→ **Aim of the exercise**: Check each line of the listing, and copy it if it contains the word "this".

|---|

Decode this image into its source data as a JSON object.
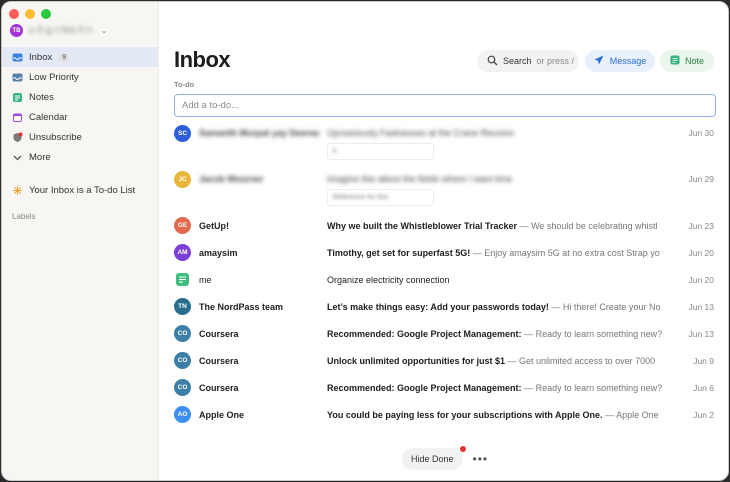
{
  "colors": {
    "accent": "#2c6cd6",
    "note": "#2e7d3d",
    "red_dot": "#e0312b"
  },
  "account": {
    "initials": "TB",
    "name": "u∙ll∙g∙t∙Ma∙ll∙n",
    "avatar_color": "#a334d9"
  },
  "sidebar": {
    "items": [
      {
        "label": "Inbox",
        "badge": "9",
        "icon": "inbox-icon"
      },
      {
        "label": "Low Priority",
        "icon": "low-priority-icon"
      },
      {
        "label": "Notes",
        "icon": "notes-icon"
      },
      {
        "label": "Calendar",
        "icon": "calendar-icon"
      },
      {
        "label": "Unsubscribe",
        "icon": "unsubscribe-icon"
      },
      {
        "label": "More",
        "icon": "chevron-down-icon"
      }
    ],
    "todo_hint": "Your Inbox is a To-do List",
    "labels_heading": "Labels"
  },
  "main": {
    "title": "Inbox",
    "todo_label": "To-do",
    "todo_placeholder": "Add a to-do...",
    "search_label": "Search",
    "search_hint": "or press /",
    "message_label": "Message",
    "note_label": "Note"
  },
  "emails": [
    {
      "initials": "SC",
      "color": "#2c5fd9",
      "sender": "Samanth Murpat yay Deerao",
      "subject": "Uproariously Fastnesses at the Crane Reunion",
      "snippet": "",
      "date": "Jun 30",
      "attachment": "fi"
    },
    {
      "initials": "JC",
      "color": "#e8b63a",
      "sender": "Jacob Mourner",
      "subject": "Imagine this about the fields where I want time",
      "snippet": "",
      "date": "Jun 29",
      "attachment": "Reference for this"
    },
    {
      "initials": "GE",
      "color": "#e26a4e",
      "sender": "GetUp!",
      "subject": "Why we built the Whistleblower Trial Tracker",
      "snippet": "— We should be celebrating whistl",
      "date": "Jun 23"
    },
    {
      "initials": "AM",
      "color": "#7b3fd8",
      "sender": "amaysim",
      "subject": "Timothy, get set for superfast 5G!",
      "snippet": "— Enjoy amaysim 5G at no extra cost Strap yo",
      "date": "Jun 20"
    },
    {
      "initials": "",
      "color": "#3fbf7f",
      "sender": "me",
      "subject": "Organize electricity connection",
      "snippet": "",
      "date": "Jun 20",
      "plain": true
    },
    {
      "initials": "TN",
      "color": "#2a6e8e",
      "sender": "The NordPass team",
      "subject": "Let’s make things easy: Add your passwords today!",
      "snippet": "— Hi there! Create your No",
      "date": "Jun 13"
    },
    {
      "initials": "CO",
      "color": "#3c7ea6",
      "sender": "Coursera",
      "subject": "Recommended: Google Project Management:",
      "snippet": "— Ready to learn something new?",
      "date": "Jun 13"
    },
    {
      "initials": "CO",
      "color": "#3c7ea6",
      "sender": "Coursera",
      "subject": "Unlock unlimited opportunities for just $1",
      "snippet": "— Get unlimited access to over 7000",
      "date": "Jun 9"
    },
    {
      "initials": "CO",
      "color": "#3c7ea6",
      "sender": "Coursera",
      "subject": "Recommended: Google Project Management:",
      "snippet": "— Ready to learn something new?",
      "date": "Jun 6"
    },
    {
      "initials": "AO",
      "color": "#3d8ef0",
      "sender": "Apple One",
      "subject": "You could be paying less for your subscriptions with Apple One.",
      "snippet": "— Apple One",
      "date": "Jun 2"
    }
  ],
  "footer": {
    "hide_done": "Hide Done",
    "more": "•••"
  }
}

|---|

→ **Full output**:
Decode this image into its source data as a JSON object.
      "subject": "Imagine this about the fields where I want time",
      "attachment": "Reference for this"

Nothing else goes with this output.